• **THE REQUEST**
Turn the rows below into a Markdown table with two columns, Line and Entry. Put each row's number under Line and its text under Entry, and omit any blank lines.

• **DATA RECORDS**

- - -

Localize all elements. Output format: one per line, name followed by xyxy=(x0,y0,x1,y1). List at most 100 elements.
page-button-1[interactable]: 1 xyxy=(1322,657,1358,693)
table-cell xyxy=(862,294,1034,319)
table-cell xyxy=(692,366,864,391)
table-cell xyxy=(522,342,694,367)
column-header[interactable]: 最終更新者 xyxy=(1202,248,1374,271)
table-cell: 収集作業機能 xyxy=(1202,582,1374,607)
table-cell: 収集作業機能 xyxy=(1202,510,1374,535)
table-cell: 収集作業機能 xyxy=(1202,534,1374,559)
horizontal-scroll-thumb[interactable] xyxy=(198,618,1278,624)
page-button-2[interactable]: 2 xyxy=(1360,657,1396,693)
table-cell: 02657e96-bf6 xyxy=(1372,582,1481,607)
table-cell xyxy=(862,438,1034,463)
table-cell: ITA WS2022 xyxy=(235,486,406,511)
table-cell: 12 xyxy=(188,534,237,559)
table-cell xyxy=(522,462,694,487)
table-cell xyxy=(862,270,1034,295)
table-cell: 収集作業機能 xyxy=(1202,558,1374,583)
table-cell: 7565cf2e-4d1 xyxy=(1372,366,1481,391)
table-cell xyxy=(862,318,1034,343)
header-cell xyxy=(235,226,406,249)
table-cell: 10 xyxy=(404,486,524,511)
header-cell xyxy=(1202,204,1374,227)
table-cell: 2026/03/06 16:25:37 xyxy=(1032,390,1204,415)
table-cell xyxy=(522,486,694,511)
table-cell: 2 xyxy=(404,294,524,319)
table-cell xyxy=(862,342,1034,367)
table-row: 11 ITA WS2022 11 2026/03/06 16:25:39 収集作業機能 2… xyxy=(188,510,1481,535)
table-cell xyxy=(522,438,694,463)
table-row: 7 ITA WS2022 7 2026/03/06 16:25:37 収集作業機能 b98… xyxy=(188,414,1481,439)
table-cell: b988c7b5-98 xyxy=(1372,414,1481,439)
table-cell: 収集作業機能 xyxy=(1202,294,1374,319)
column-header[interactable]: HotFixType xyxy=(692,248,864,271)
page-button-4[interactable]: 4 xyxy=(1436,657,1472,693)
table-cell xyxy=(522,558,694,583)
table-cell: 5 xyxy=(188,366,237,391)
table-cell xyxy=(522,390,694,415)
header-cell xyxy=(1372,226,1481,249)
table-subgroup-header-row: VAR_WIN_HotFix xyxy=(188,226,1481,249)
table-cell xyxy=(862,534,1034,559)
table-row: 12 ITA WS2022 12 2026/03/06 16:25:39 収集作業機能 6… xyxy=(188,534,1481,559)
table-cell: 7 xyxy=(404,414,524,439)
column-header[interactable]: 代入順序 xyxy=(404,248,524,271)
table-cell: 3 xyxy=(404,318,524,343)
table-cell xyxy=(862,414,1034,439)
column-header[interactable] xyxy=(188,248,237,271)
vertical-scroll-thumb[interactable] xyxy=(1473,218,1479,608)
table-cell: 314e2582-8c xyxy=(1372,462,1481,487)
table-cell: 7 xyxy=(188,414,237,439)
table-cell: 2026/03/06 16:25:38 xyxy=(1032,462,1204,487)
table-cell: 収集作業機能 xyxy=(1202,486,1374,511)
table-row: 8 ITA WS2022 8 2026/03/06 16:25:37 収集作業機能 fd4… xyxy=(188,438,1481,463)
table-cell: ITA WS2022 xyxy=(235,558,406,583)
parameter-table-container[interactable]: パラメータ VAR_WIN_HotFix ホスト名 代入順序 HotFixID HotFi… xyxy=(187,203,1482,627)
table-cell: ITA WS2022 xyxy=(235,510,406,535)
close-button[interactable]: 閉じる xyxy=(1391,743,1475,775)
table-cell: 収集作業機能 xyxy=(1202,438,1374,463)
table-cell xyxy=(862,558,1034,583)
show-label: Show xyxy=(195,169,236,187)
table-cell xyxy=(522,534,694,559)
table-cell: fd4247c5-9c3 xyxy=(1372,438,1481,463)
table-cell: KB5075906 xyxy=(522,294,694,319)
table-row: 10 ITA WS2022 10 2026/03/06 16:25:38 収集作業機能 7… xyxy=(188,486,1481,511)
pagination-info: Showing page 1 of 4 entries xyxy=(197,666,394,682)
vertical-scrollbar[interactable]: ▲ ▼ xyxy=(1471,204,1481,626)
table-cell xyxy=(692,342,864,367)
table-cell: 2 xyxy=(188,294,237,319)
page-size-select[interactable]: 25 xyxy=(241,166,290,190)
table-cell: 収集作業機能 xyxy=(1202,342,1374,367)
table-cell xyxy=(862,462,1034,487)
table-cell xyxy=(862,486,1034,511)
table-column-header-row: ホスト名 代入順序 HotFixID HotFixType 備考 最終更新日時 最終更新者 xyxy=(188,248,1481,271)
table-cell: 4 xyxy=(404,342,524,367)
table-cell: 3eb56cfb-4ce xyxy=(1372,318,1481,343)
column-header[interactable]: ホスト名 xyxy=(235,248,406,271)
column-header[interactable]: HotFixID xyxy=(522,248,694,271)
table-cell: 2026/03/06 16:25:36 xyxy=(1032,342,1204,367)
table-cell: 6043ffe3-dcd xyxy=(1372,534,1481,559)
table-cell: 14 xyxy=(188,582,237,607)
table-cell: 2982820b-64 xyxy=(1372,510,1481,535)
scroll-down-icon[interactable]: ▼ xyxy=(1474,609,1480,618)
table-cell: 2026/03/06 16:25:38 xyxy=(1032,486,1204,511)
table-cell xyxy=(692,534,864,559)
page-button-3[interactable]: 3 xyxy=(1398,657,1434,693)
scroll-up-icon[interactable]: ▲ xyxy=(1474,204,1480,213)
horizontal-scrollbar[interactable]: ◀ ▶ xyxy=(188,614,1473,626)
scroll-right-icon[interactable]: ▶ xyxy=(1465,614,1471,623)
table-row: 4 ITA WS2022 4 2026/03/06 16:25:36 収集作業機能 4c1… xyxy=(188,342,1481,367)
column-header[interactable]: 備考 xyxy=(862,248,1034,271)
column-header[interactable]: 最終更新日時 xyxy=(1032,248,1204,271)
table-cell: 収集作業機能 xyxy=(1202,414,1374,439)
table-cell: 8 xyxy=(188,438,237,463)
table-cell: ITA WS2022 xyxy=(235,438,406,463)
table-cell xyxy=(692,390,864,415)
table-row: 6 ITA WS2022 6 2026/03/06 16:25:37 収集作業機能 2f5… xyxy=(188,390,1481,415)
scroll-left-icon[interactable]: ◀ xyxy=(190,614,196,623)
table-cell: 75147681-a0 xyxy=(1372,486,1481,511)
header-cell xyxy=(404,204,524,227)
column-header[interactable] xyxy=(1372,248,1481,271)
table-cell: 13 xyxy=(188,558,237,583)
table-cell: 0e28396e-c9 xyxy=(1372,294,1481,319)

- - -

• **EXERCISE RESULT**
| Line | Entry |
|---|---|
| 1 | Localize all elements. Output format: one per line, name followed by xyxy=(x0,y0,x1,y1). List at most 100 elements. |
| 2 | page-button-1[interactable]: 1 xyxy=(1322,657,1358,693) |
| 3 | table-cell xyxy=(862,294,1034,319) |
| 4 | table-cell xyxy=(692,366,864,391) |
| 5 | table-cell xyxy=(522,342,694,367) |
| 6 | column-header[interactable]: 最終更新者 xyxy=(1202,248,1374,271) |
| 7 | table-cell: 収集作業機能 xyxy=(1202,582,1374,607) |
| 8 | table-cell: 収集作業機能 xyxy=(1202,510,1374,535) |
| 9 | table-cell: 収集作業機能 xyxy=(1202,534,1374,559) |
| 10 | horizontal-scroll-thumb[interactable] xyxy=(198,618,1278,624) |
| 11 | page-button-2[interactable]: 2 xyxy=(1360,657,1396,693) |
| 12 | table-cell: 02657e96-bf6 xyxy=(1372,582,1481,607) |
| 13 | table-cell xyxy=(862,438,1034,463) |
| 14 | table-cell: ITA WS2022 xyxy=(235,486,406,511) |
| 15 | table-cell: 12 xyxy=(188,534,237,559) |
| 16 | table-cell xyxy=(522,462,694,487) |
| 17 | table-cell xyxy=(862,270,1034,295) |
| 18 | table-cell: 収集作業機能 xyxy=(1202,558,1374,583) |
| 19 | table-cell: 7565cf2e-4d1 xyxy=(1372,366,1481,391) |
| 20 | table-cell xyxy=(862,318,1034,343) |
| 21 | header-cell xyxy=(235,226,406,249) |
| 22 | table-cell: 10 xyxy=(404,486,524,511) |
| 23 | header-cell xyxy=(1202,204,1374,227) |
| 24 | table-cell: 2026/03/06 16:25:37 xyxy=(1032,390,1204,415) |
| 25 | table-cell xyxy=(522,486,694,511) |
| 26 | table-cell: 2 xyxy=(404,294,524,319) |
| 27 | table-cell xyxy=(862,342,1034,367) |
| 28 | table-row: 11 ITA WS2022 11 2026/03/06 16:25:39 収集作業機能 2… xyxy=(188,510,1481,535) |
| 29 | table-cell xyxy=(522,438,694,463) |
| 30 | table-row: 7 ITA WS2022 7 2026/03/06 16:25:37 収集作業機能 b98… xyxy=(188,414,1481,439) |
| 31 | table-cell: b988c7b5-98 xyxy=(1372,414,1481,439) |
| 32 | table-cell: 収集作業機能 xyxy=(1202,294,1374,319) |
| 33 | column-header[interactable]: HotFixType xyxy=(692,248,864,271) |
| 34 | page-button-4[interactable]: 4 xyxy=(1436,657,1472,693) |
| 35 | table-cell xyxy=(522,558,694,583) |
| 36 | table-cell: 5 xyxy=(188,366,237,391) |
| 37 | table-cell xyxy=(522,390,694,415) |
| 38 | header-cell xyxy=(1372,226,1481,249) |
| 39 | table-subgroup-header-row: VAR_WIN_HotFix xyxy=(188,226,1481,249) |
| 40 | table-cell xyxy=(862,534,1034,559) |
| 41 | table-row: 12 ITA WS2022 12 2026/03/06 16:25:39 収集作業機能 6… xyxy=(188,534,1481,559) |
| 42 | table-cell: 7 xyxy=(404,414,524,439) |
| 43 | column-header[interactable]: 代入順序 xyxy=(404,248,524,271) |
| 44 | table-cell: 3 xyxy=(404,318,524,343) |
| 45 | table-cell xyxy=(862,414,1034,439) |
| 46 | column-header[interactable] xyxy=(188,248,237,271) |
| 47 | vertical-scroll-thumb[interactable] xyxy=(1473,218,1479,608) |
| 48 | table-cell: 314e2582-8c xyxy=(1372,462,1481,487) |
| 49 | table-cell: 7 xyxy=(188,414,237,439) |
| 50 | table-cell: 2026/03/06 16:25:38 xyxy=(1032,462,1204,487) |
| 51 | table-cell: 収集作業機能 xyxy=(1202,486,1374,511) |
| 52 | table-row: 8 ITA WS2022 8 2026/03/06 16:25:37 収集作業機能 fd4… xyxy=(188,438,1481,463) |
| 53 | table-cell: ITA WS2022 xyxy=(235,558,406,583) |
| 54 | parameter-table-container[interactable]: パラメータ VAR_WIN_HotFix ホスト名 代入順序 HotFixID HotFi… xyxy=(187,203,1482,627) |
| 55 | table-cell: ITA WS2022 xyxy=(235,510,406,535) |
| 56 | close-button[interactable]: 閉じる xyxy=(1391,743,1475,775) |
| 57 | table-cell: 収集作業機能 xyxy=(1202,438,1374,463) |
| 58 | table-cell xyxy=(862,558,1034,583) |
| 59 | show-label: Show xyxy=(195,169,236,187) |
| 60 | table-cell xyxy=(522,534,694,559) |
| 61 | table-cell: fd4247c5-9c3 xyxy=(1372,438,1481,463) |
| 62 | table-cell: KB5075906 xyxy=(522,294,694,319) |
| 63 | table-row: 10 ITA WS2022 10 2026/03/06 16:25:38 収集作業機能 7… xyxy=(188,486,1481,511) |
| 64 | pagination-info: Showing page 1 of 4 entries xyxy=(197,666,394,682) |
| 65 | vertical-scrollbar[interactable]: ▲ ▼ xyxy=(1471,204,1481,626) |
| 66 | table-cell xyxy=(692,342,864,367) |
| 67 | table-cell: 2 xyxy=(188,294,237,319) |
| 68 | page-size-select[interactable]: 25 xyxy=(241,166,290,190) |
| 69 | table-cell: 収集作業機能 xyxy=(1202,342,1374,367) |
| 70 | table-cell xyxy=(862,462,1034,487) |
| 71 | table-cell xyxy=(862,486,1034,511) |
| 72 | table-column-header-row: ホスト名 代入順序 HotFixID HotFixType 備考 最終更新日時 最終更新者 xyxy=(188,248,1481,271) |
| 73 | table-cell: 4 xyxy=(404,342,524,367) |
| 74 | table-cell: 3eb56cfb-4ce xyxy=(1372,318,1481,343) |
| 75 | column-header[interactable]: ホスト名 xyxy=(235,248,406,271) |
| 76 | column-header[interactable]: HotFixID xyxy=(522,248,694,271) |
| 77 | table-cell: 2026/03/06 16:25:36 xyxy=(1032,342,1204,367) |
| 78 | table-cell: 6043ffe3-dcd xyxy=(1372,534,1481,559) |
| 79 | table-cell: 14 xyxy=(188,582,237,607) |
| 80 | table-cell: 2982820b-64 xyxy=(1372,510,1481,535) |
| 81 | scroll-down-icon[interactable]: ▼ xyxy=(1474,609,1480,618) |
| 82 | table-cell: 2026/03/06 16:25:38 xyxy=(1032,486,1204,511) |
| 83 | table-cell xyxy=(692,534,864,559) |
| 84 | page-button-3[interactable]: 3 xyxy=(1398,657,1434,693) |
| 85 | scroll-up-icon[interactable]: ▲ xyxy=(1474,204,1480,213) |
| 86 | horizontal-scrollbar[interactable]: ◀ ▶ xyxy=(188,614,1473,626) |
| 87 | scroll-right-icon[interactable]: ▶ xyxy=(1465,614,1471,623) |
| 88 | table-row: 4 ITA WS2022 4 2026/03/06 16:25:36 収集作業機能 4c1… xyxy=(188,342,1481,367) |
| 89 | column-header[interactable]: 備考 xyxy=(862,248,1034,271) |
| 90 | column-header[interactable]: 最終更新日時 xyxy=(1032,248,1204,271) |
| 91 | table-cell: 収集作業機能 xyxy=(1202,414,1374,439) |
| 92 | table-cell: 8 xyxy=(188,438,237,463) |
| 93 | table-cell: ITA WS2022 xyxy=(235,438,406,463) |
| 94 | table-cell xyxy=(692,390,864,415) |
| 95 | table-row: 6 ITA WS2022 6 2026/03/06 16:25:37 収集作業機能 2f5… xyxy=(188,390,1481,415) |
| 96 | scroll-left-icon[interactable]: ◀ xyxy=(190,614,196,623) |
| 97 | table-cell: 75147681-a0 xyxy=(1372,486,1481,511) |
| 98 | header-cell xyxy=(404,204,524,227) |
| 99 | column-header[interactable] xyxy=(1372,248,1481,271) |
| 100 | table-cell: 13 xyxy=(188,558,237,583) |
| 101 | table-cell: 0e28396e-c9 xyxy=(1372,294,1481,319) |